* WHAT TO WORK ON *
Give the number of lines in the entries that contain "JSON". State only the count.

* Dataset entries on figures *
** Begin **

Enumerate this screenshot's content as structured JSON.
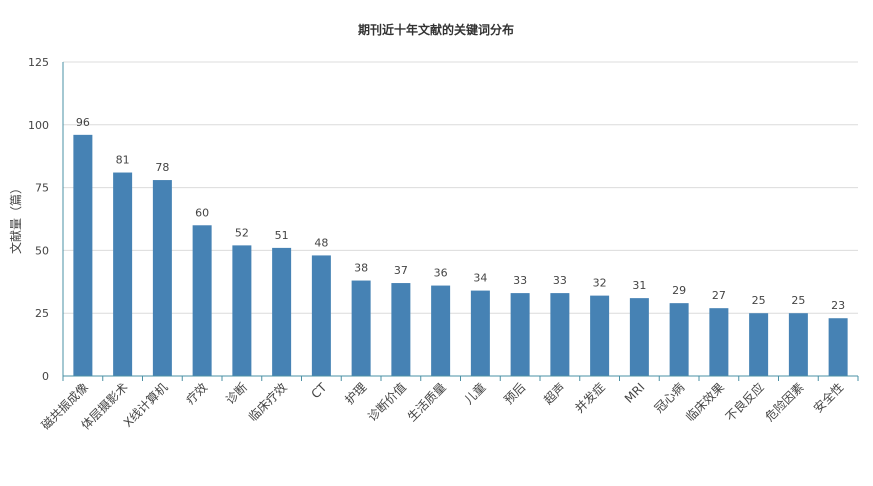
{
  "chart_data": {
    "type": "bar",
    "title": "期刊近十年文献的关键词分布",
    "ylabel": "文献量（篇）",
    "xlabel": "",
    "ylim": [
      0,
      125
    ],
    "yticks": [
      0,
      25,
      50,
      75,
      100,
      125
    ],
    "grid": true,
    "bar_color": "#4682b4",
    "categories": [
      "磁共振成像",
      "体层摄影术",
      "X线计算机",
      "疗效",
      "诊断",
      "临床疗效",
      "CT",
      "护理",
      "诊断价值",
      "生活质量",
      "儿童",
      "预后",
      "超声",
      "并发症",
      "MRI",
      "冠心病",
      "临床效果",
      "不良反应",
      "危险因素",
      "安全性"
    ],
    "values": [
      96,
      81,
      78,
      60,
      52,
      51,
      48,
      38,
      37,
      36,
      34,
      33,
      33,
      32,
      31,
      29,
      27,
      25,
      25,
      23
    ]
  }
}
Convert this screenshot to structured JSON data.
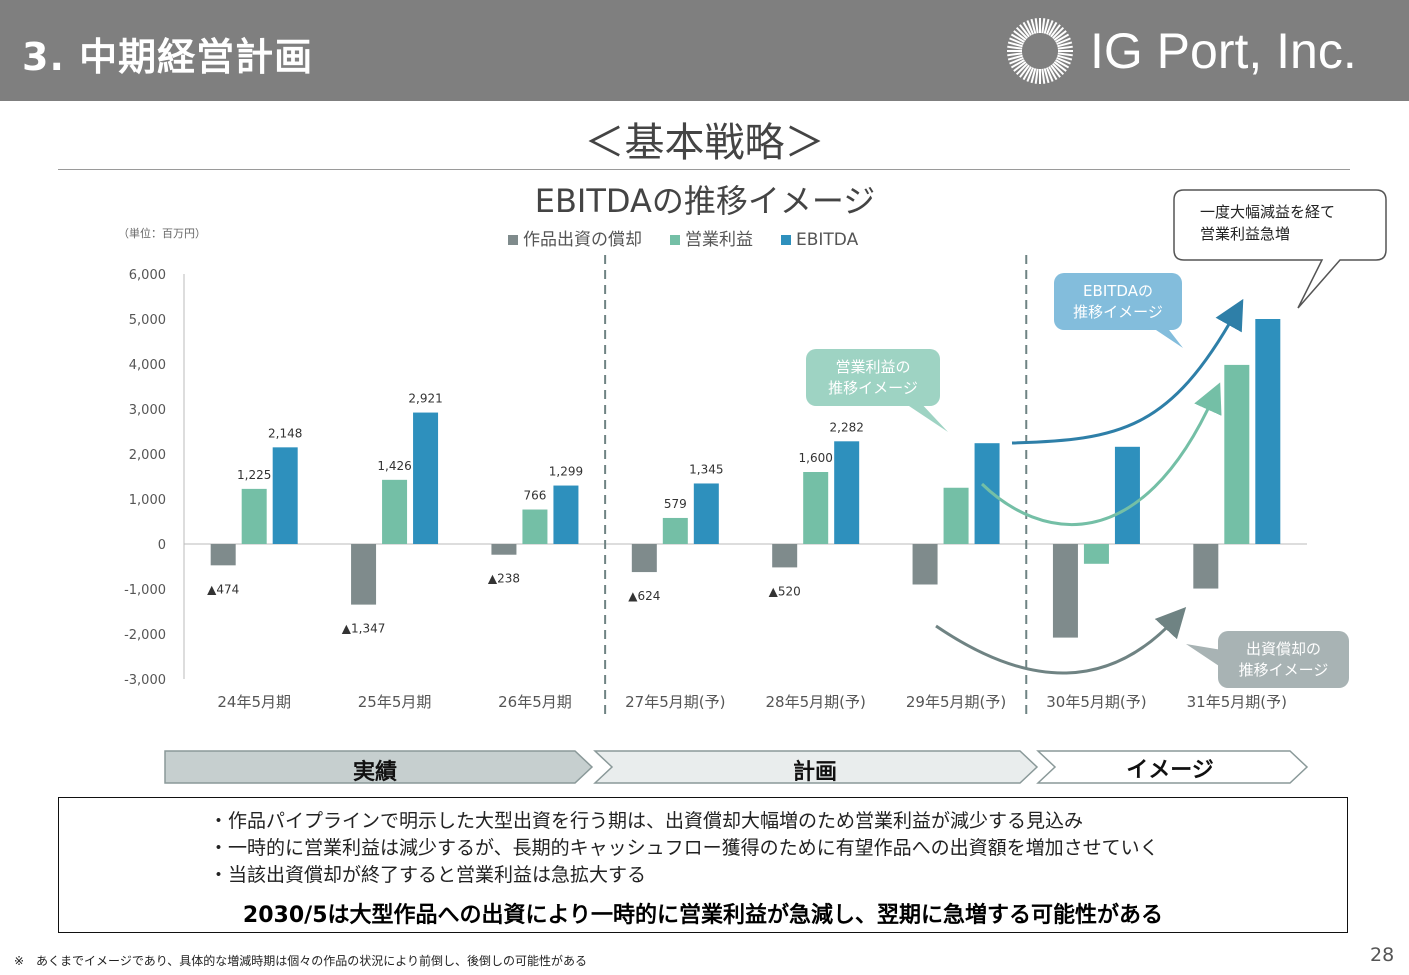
{
  "header": {
    "title": "3. 中期経営計画",
    "logo_text": "IG Port, Inc."
  },
  "heading": "＜基本戦略＞",
  "chart_data": {
    "type": "bar",
    "title": "EBITDAの推移イメージ",
    "unit_label": "（単位：百万円）",
    "categories": [
      "24年5月期",
      "25年5月期",
      "26年5月期",
      "27年5月期(予)",
      "28年5月期(予)",
      "29年5月期(予)",
      "30年5月期(予)",
      "31年5月期(予)"
    ],
    "series": [
      {
        "name": "作品出資の償却",
        "color": "#7f8b8c",
        "values": [
          -474,
          -1347,
          -238,
          -624,
          -520,
          -900,
          -2080,
          -990
        ]
      },
      {
        "name": "営業利益",
        "color": "#74bfa6",
        "values": [
          1225,
          1426,
          766,
          579,
          1600,
          1250,
          -440,
          3980
        ]
      },
      {
        "name": "EBITDA",
        "color": "#2e90bd",
        "values": [
          2148,
          2921,
          1299,
          1345,
          2282,
          2240,
          2160,
          5000
        ]
      }
    ],
    "data_labels": [
      [
        "▲474",
        "▲1,347",
        "▲238",
        "▲624",
        "▲520",
        "",
        "",
        ""
      ],
      [
        "1,225",
        "1,426",
        "766",
        "579",
        "1,600",
        "",
        "",
        ""
      ],
      [
        "2,148",
        "2,921",
        "1,299",
        "1,345",
        "2,282",
        "",
        "",
        ""
      ]
    ],
    "y_ticks": [
      "6,000",
      "5,000",
      "4,000",
      "3,000",
      "2,000",
      "1,000",
      "0",
      "-1,000",
      "-2,000",
      "-3,000"
    ],
    "ylim": [
      -3000,
      6000
    ],
    "grid": false,
    "legend_position": "top-center",
    "annotations": {
      "profit_bubble": [
        "営業利益の",
        "推移イメージ"
      ],
      "ebitda_bubble": [
        "EBITDAの",
        "推移イメージ"
      ],
      "amort_bubble": [
        "出資償却の",
        "推移イメージ"
      ],
      "callout": [
        "一度大幅減益を経て",
        "営業利益急増"
      ]
    }
  },
  "phases": [
    "実績",
    "計画",
    "イメージ"
  ],
  "notes": {
    "bullets": [
      "・作品パイプラインで明示した大型出資を行う期は、出資償却大幅増のため営業利益が減少する見込み",
      "・一時的に営業利益は減少するが、長期的キャッシュフロー獲得のために有望作品への出資額を増加させていく",
      "・当該出資償却が終了すると営業利益は急拡大する"
    ],
    "conclusion": "2030/5は大型作品への出資により一時的に営業利益が急減し、翌期に急増する可能性がある"
  },
  "footnote": "※　あくまでイメージであり、具体的な増減時期は個々の作品の状況により前倒し、後倒しの可能性がある",
  "page_number": "28"
}
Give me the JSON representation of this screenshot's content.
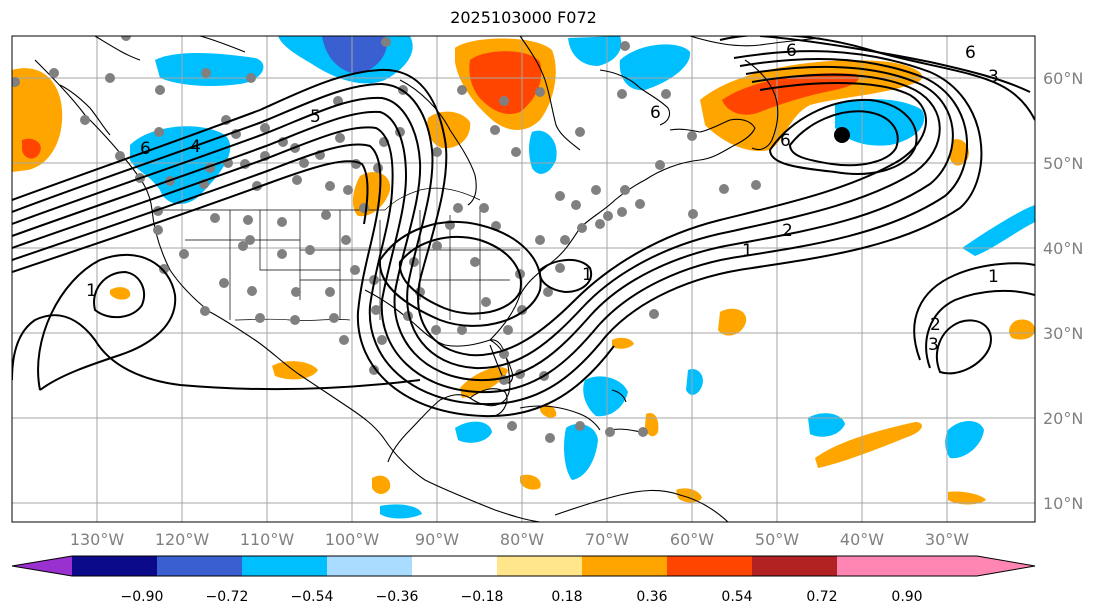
{
  "title": "2025103000 F072",
  "map": {
    "lon_labels": [
      "130°W",
      "120°W",
      "110°W",
      "100°W",
      "90°W",
      "80°W",
      "70°W",
      "60°W",
      "50°W",
      "40°W",
      "30°W"
    ],
    "lat_labels": [
      "60°N",
      "50°N",
      "40°N",
      "30°N",
      "20°N",
      "10°N"
    ],
    "contour_labels": [
      "6",
      "5",
      "4",
      "6",
      "6",
      "6",
      "3",
      "6",
      "2",
      "1",
      "1",
      "1",
      "1",
      "2",
      "3"
    ]
  },
  "colorbar": {
    "ticks": [
      "−0.90",
      "−0.72",
      "−0.54",
      "−0.36",
      "−0.18",
      "0.18",
      "0.36",
      "0.54",
      "0.72",
      "0.90"
    ],
    "colors": [
      "#9b30d0",
      "#0a0a8a",
      "#3a5fd0",
      "#00bfff",
      "#aadcff",
      "#ffffff",
      "#ffe68a",
      "#ffa500",
      "#ff4500",
      "#b22222",
      "#ff85b2"
    ]
  },
  "colors": {
    "light_blue": "#aadcff",
    "sky_blue": "#00bfff",
    "mid_blue": "#3a5fd0",
    "orange": "#ffa500",
    "red_orange": "#ff4500",
    "station_dot": "#808080"
  }
}
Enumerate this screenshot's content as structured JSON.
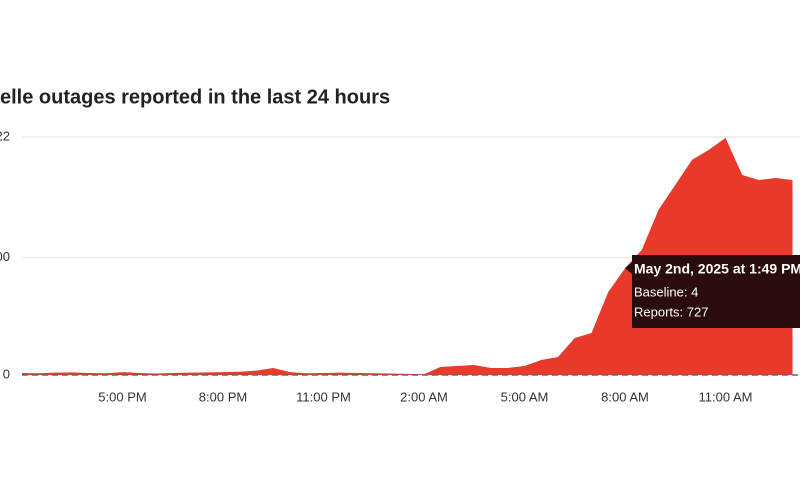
{
  "chart_data": {
    "type": "area",
    "title": "elle outages reported in the last 24 hours",
    "color": "#e8392a",
    "categories": [
      null,
      null,
      null,
      null,
      null,
      null,
      "5:00 PM",
      null,
      null,
      null,
      null,
      null,
      "8:00 PM",
      null,
      null,
      null,
      null,
      null,
      "11:00 PM",
      null,
      null,
      null,
      null,
      null,
      "2:00 AM",
      null,
      null,
      null,
      null,
      null,
      "5:00 AM",
      null,
      null,
      null,
      null,
      null,
      "8:00 AM",
      null,
      null,
      null,
      null,
      null,
      "11:00 AM",
      null,
      null,
      null,
      null
    ],
    "values": [
      14,
      12,
      16,
      18,
      14,
      12,
      20,
      14,
      10,
      14,
      16,
      18,
      20,
      22,
      30,
      48,
      20,
      12,
      14,
      16,
      14,
      12,
      10,
      8,
      5,
      55,
      61,
      68,
      48,
      48,
      61,
      102,
      123,
      252,
      286,
      566,
      727,
      852,
      1125,
      1295,
      1466,
      1534,
      1616,
      1363,
      1329,
      1343,
      1329
    ],
    "ylim": [
      0,
      1622
    ],
    "yticks": [
      0,
      {
        "value": 800,
        "label": "00"
      },
      {
        "value": 1622,
        "label": "22"
      }
    ],
    "grid": true,
    "tooltip": {
      "title": "May 2nd, 2025 at 1:49 PM",
      "lines": [
        "Baseline: 4",
        "Reports: 727"
      ]
    }
  }
}
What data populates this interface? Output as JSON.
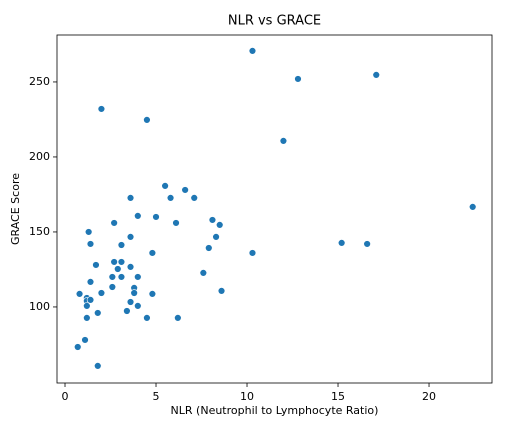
{
  "chart_data": {
    "type": "scatter",
    "title": "NLR vs GRACE",
    "x_label": "NLR (Neutrophil to Lymphocyte Ratio)",
    "y_label": "GRACE Score",
    "color": "#1f77b4",
    "grid": false,
    "xlim": [
      -0.44,
      23.46
    ],
    "ylim": [
      49.3,
      281.3
    ],
    "xticks": [
      0,
      5,
      10,
      15,
      20
    ],
    "yticks": [
      100,
      150,
      200,
      250
    ],
    "x": [
      10.3,
      12.8,
      17.1,
      2.0,
      4.5,
      12.0,
      22.4,
      15.2,
      16.6,
      10.3,
      5.5,
      6.6,
      7.1,
      5.8,
      3.6,
      4.0,
      5.0,
      8.1,
      8.5,
      6.1,
      2.7,
      1.3,
      8.3,
      3.6,
      1.4,
      3.1,
      7.9,
      4.8,
      1.7,
      2.7,
      3.1,
      2.9,
      3.6,
      7.6,
      2.6,
      3.1,
      4.0,
      1.4,
      2.6,
      3.8,
      3.8,
      8.6,
      0.8,
      2.0,
      4.8,
      1.2,
      1.2,
      1.4,
      3.6,
      4.0,
      1.2,
      3.4,
      1.8,
      1.2,
      4.5,
      6.2,
      1.1,
      0.7,
      1.8
    ],
    "y": [
      270.7,
      252,
      254.7,
      232,
      224.7,
      210.7,
      166.7,
      142.7,
      142,
      136,
      180.7,
      178,
      172.7,
      172.7,
      172.7,
      160.7,
      160,
      158,
      154.7,
      156,
      156,
      150,
      146.7,
      146.7,
      142,
      141.3,
      139.3,
      136,
      128,
      130,
      130,
      125.3,
      126.7,
      122.7,
      120,
      120,
      120,
      116.7,
      113.3,
      112.7,
      109.3,
      110.7,
      108.7,
      109.3,
      108.7,
      106,
      104,
      104.7,
      103.3,
      100.7,
      100.7,
      97.3,
      96,
      92.7,
      92.7,
      92.7,
      78,
      73.3,
      60.7
    ]
  }
}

** End **

* TASK OUTPUT *
5